- _Work to do_
Count the lines in the records below that contain the word "this", and reply with only that number.

(Records from a collection)
******************************
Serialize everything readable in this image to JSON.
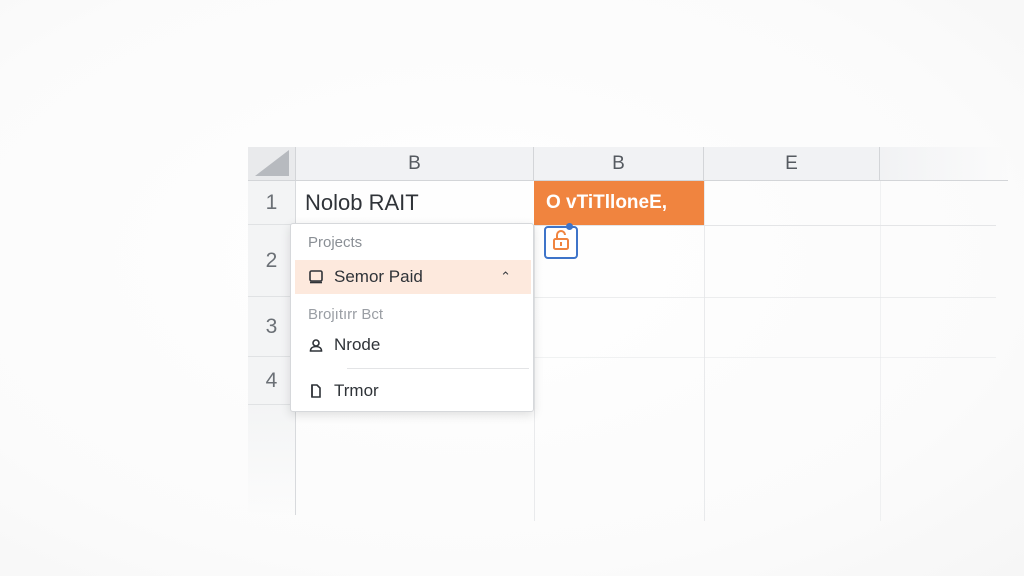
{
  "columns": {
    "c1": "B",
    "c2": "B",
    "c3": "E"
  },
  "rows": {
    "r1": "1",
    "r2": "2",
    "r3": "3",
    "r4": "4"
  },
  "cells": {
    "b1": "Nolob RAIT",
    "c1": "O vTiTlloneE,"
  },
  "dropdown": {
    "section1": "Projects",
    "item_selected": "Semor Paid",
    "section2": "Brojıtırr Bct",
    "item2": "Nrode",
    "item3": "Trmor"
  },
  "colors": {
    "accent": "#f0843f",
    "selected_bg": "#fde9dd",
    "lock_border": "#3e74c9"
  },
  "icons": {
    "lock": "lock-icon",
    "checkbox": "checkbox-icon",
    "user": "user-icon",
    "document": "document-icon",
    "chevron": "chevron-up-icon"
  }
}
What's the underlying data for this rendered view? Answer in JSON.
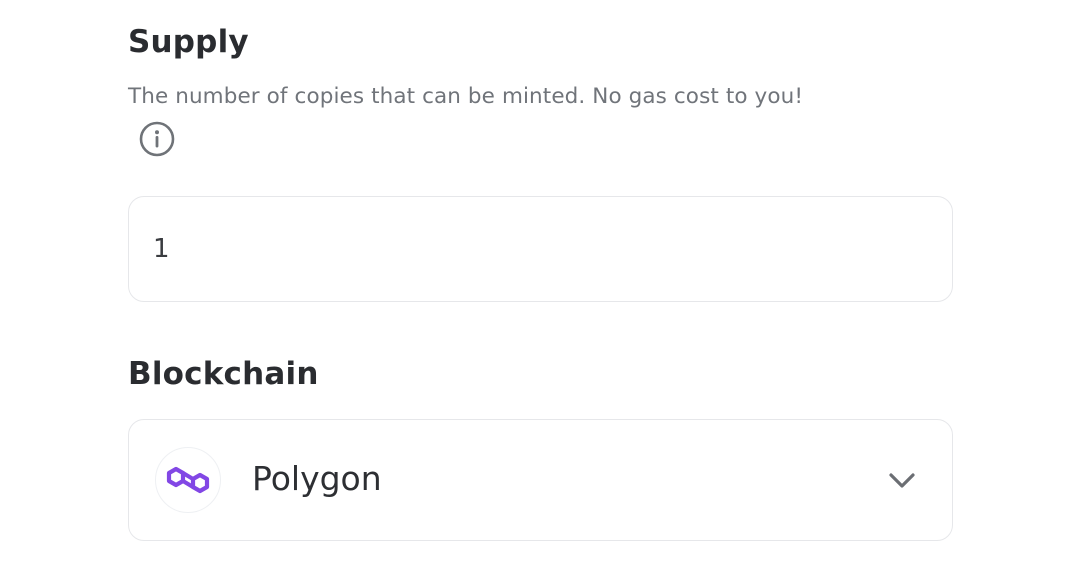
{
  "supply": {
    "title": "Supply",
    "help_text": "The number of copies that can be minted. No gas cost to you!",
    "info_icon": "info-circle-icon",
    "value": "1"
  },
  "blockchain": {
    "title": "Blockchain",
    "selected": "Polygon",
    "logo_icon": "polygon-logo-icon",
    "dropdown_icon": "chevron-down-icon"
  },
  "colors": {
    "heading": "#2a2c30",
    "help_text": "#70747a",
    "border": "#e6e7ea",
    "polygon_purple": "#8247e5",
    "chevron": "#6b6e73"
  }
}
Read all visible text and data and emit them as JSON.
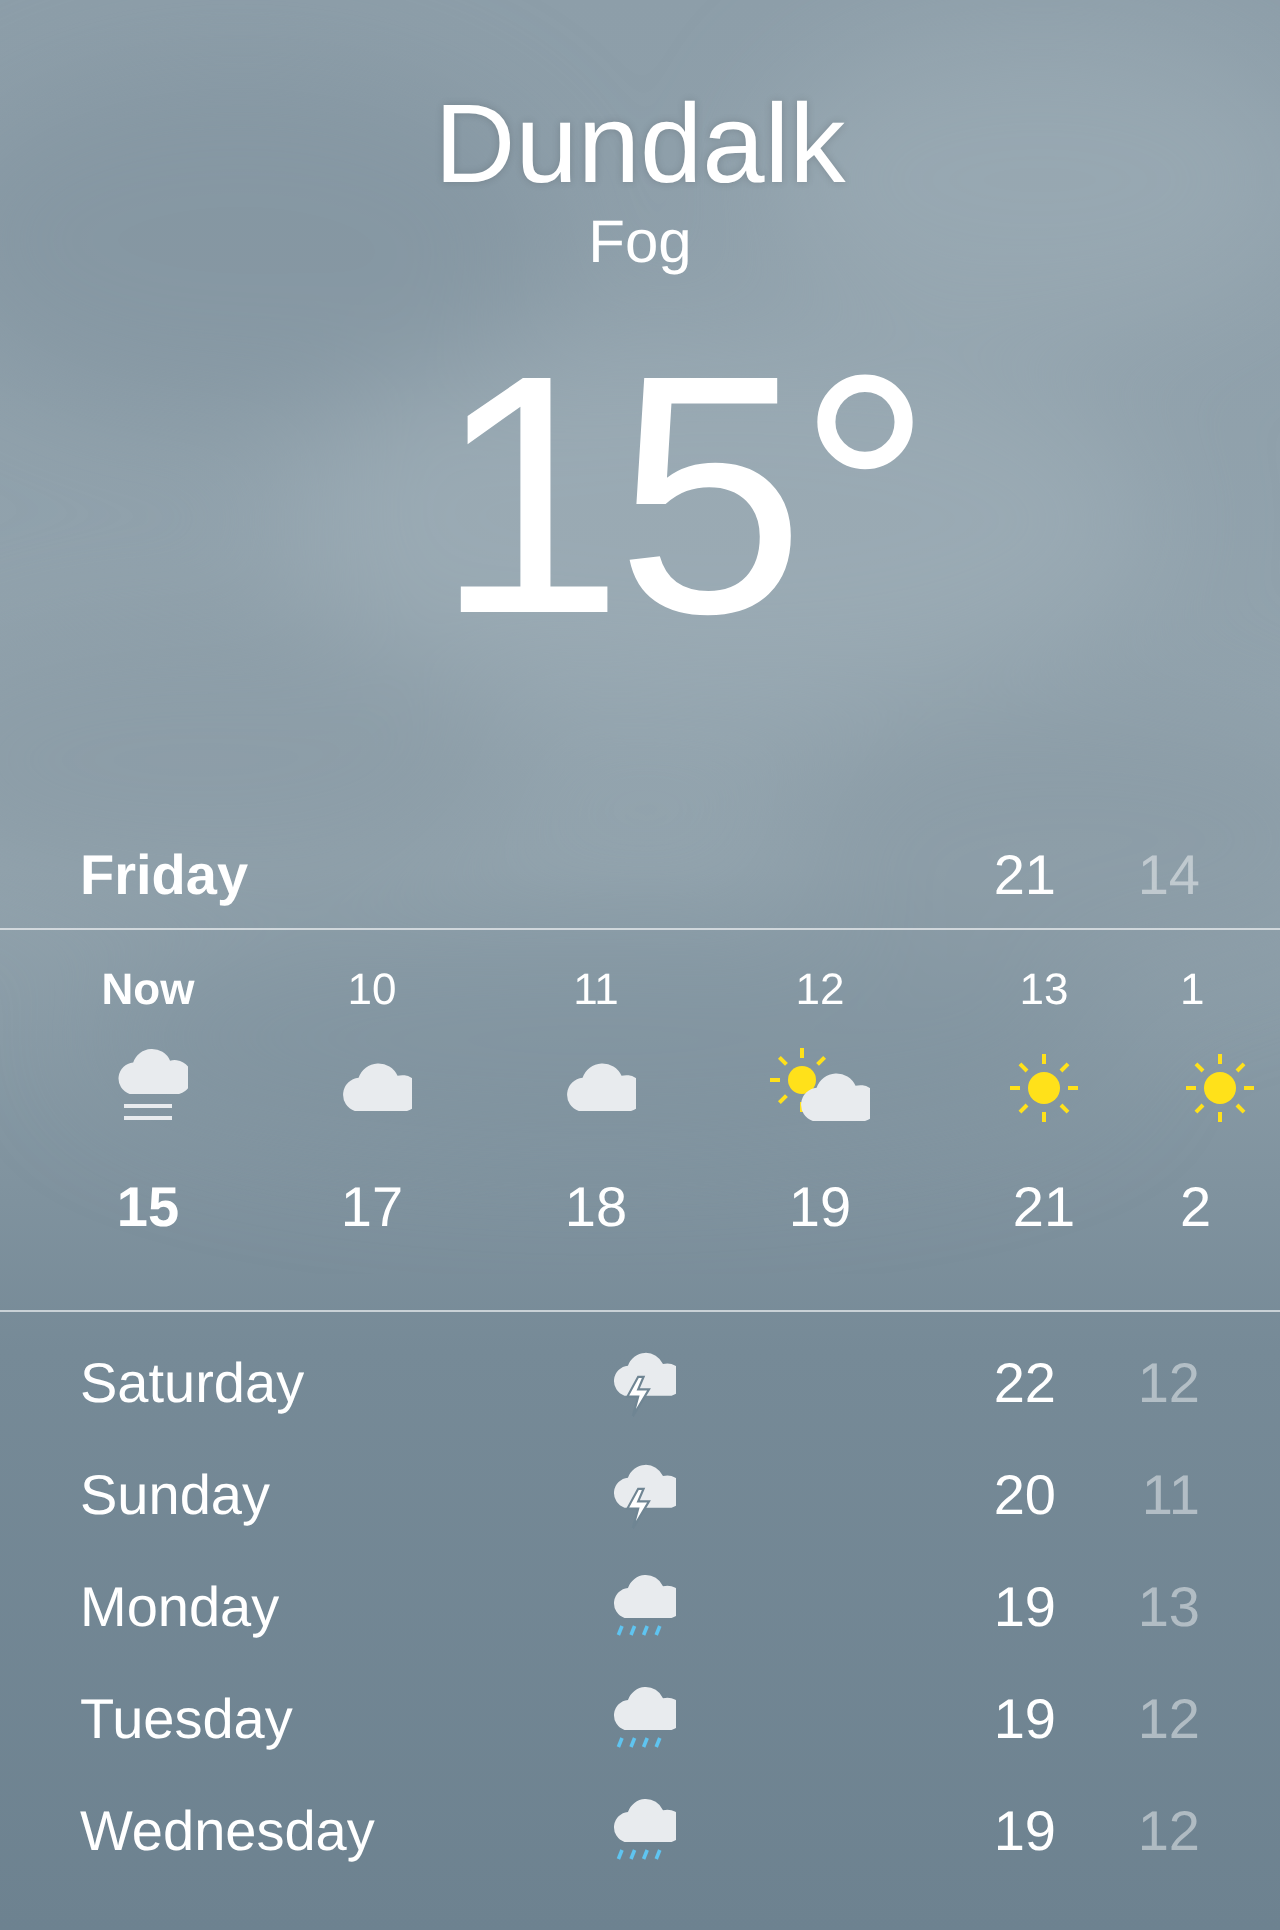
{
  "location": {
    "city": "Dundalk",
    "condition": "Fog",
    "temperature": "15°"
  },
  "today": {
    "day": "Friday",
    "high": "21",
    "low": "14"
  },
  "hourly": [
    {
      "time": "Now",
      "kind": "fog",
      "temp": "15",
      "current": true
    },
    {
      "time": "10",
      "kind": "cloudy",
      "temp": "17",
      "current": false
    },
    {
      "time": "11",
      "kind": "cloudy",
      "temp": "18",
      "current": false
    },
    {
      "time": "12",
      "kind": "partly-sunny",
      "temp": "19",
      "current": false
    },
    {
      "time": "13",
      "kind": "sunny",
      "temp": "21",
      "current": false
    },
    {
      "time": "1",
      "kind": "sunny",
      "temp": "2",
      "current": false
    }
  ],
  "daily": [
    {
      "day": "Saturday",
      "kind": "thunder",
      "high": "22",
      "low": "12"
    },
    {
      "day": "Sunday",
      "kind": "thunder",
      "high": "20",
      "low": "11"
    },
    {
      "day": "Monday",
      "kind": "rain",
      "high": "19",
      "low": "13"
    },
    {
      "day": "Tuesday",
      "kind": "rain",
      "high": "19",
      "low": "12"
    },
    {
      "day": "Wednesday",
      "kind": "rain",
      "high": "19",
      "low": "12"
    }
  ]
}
******************************
- _Task answer_
2